Given problem | Return every entry exactly as written.

Given data |
····················

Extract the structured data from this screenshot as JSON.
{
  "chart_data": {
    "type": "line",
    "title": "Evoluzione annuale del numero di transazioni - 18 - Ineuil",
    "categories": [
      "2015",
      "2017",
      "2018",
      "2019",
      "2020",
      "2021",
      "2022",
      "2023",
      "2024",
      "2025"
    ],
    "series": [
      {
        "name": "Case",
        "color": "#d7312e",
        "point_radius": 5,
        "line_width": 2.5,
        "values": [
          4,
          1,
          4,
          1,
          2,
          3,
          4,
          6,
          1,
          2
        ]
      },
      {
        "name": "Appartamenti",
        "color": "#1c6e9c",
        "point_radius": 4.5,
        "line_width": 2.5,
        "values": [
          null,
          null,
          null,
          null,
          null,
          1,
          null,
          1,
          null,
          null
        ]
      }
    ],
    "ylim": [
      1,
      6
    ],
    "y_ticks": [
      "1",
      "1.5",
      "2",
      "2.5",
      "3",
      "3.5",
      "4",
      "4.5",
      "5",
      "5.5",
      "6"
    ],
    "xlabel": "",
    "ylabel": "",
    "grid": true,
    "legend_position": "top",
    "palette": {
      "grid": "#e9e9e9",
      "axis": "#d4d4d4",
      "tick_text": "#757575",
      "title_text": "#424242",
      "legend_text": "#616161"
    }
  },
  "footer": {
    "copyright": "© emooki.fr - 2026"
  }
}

····················

Result for this exercise |
Extract the structured data from this screenshot as JSON.
{
  "chart_data": {
    "type": "line",
    "title": "Evoluzione annuale del numero di transazioni - 18 - Ineuil",
    "categories": [
      "2015",
      "2017",
      "2018",
      "2019",
      "2020",
      "2021",
      "2022",
      "2023",
      "2024",
      "2025"
    ],
    "series": [
      {
        "name": "Case",
        "color": "#d7312e",
        "point_radius": 5,
        "line_width": 2.5,
        "values": [
          4,
          1,
          4,
          1,
          2,
          3,
          4,
          6,
          1,
          2
        ]
      },
      {
        "name": "Appartamenti",
        "color": "#1c6e9c",
        "point_radius": 4.5,
        "line_width": 2.5,
        "values": [
          null,
          null,
          null,
          null,
          null,
          1,
          null,
          1,
          null,
          null
        ]
      }
    ],
    "ylim": [
      1,
      6
    ],
    "y_ticks": [
      "1",
      "1.5",
      "2",
      "2.5",
      "3",
      "3.5",
      "4",
      "4.5",
      "5",
      "5.5",
      "6"
    ],
    "xlabel": "",
    "ylabel": "",
    "grid": true,
    "legend_position": "top",
    "palette": {
      "grid": "#e9e9e9",
      "axis": "#d4d4d4",
      "tick_text": "#757575",
      "title_text": "#424242",
      "legend_text": "#616161"
    }
  },
  "footer": {
    "copyright": "© emooki.fr - 2026"
  }
}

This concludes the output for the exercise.